Instructions to follow => Below is a block of records: output all of them exactly and leave out the pictures.
━━━━━━━━
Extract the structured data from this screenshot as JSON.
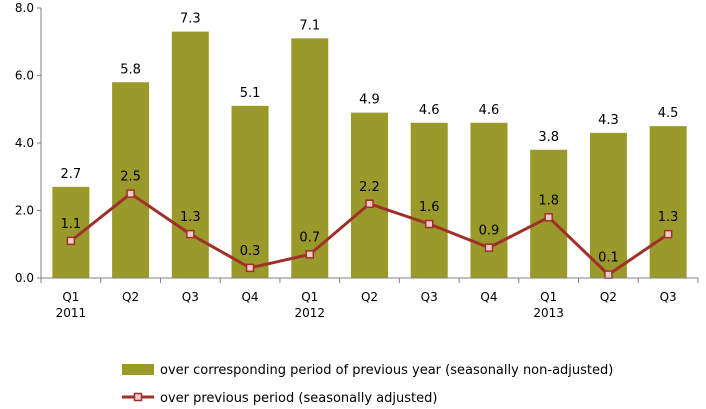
{
  "chart_data": {
    "type": "bar",
    "categories": [
      "Q1",
      "Q2",
      "Q3",
      "Q4",
      "Q1",
      "Q2",
      "Q3",
      "Q4",
      "Q1",
      "Q2",
      "Q3"
    ],
    "year_labels": [
      "2011",
      "",
      "",
      "",
      "2012",
      "",
      "",
      "",
      "2013",
      "",
      ""
    ],
    "series": [
      {
        "name": "over corresponding period of previous year (seasonally non-adjusted)",
        "type": "bar",
        "color": "#9a9a2a",
        "values": [
          2.7,
          5.8,
          7.3,
          5.1,
          7.1,
          4.9,
          4.6,
          4.6,
          3.8,
          4.3,
          4.5
        ]
      },
      {
        "name": "over previous period (seasonally adjusted)",
        "type": "line",
        "color": "#a0302a",
        "values": [
          1.1,
          2.5,
          1.3,
          0.3,
          0.7,
          2.2,
          1.6,
          0.9,
          1.8,
          0.1,
          1.3
        ]
      }
    ],
    "y_ticks": [
      "0.0",
      "2.0",
      "4.0",
      "6.0",
      "8.0"
    ],
    "ylim": [
      0,
      8
    ],
    "grid": false,
    "legend_position": "bottom"
  }
}
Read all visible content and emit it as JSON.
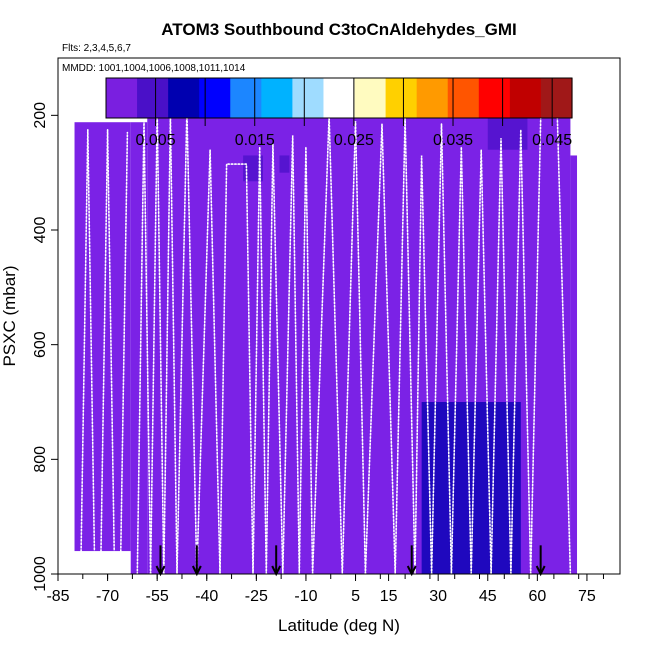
━━━━━━━━
Final result =>
Extract the structured data from this screenshot as JSON.
{
  "chart_data": {
    "type": "bar",
    "categories": [
      "Q1",
      "Q2",
      "Q3",
      "Q4",
      "Q1",
      "Q2",
      "Q3",
      "Q4",
      "Q1",
      "Q2",
      "Q3"
    ],
    "year_labels": [
      "2011",
      "",
      "",
      "",
      "2012",
      "",
      "",
      "",
      "2013",
      "",
      ""
    ],
    "series": [
      {
        "name": "over corresponding period of previous year (seasonally non-adjusted)",
        "type": "bar",
        "color": "#9a9a2a",
        "values": [
          2.7,
          5.8,
          7.3,
          5.1,
          7.1,
          4.9,
          4.6,
          4.6,
          3.8,
          4.3,
          4.5
        ]
      },
      {
        "name": "over previous period (seasonally adjusted)",
        "type": "line",
        "color": "#a0302a",
        "values": [
          1.1,
          2.5,
          1.3,
          0.3,
          0.7,
          2.2,
          1.6,
          0.9,
          1.8,
          0.1,
          1.3
        ]
      }
    ],
    "y_ticks": [
      "0.0",
      "2.0",
      "4.0",
      "6.0",
      "8.0"
    ],
    "ylim": [
      0,
      8
    ],
    "grid": false,
    "legend_position": "bottom"
  }
}
Read all visible content and emit it as JSON.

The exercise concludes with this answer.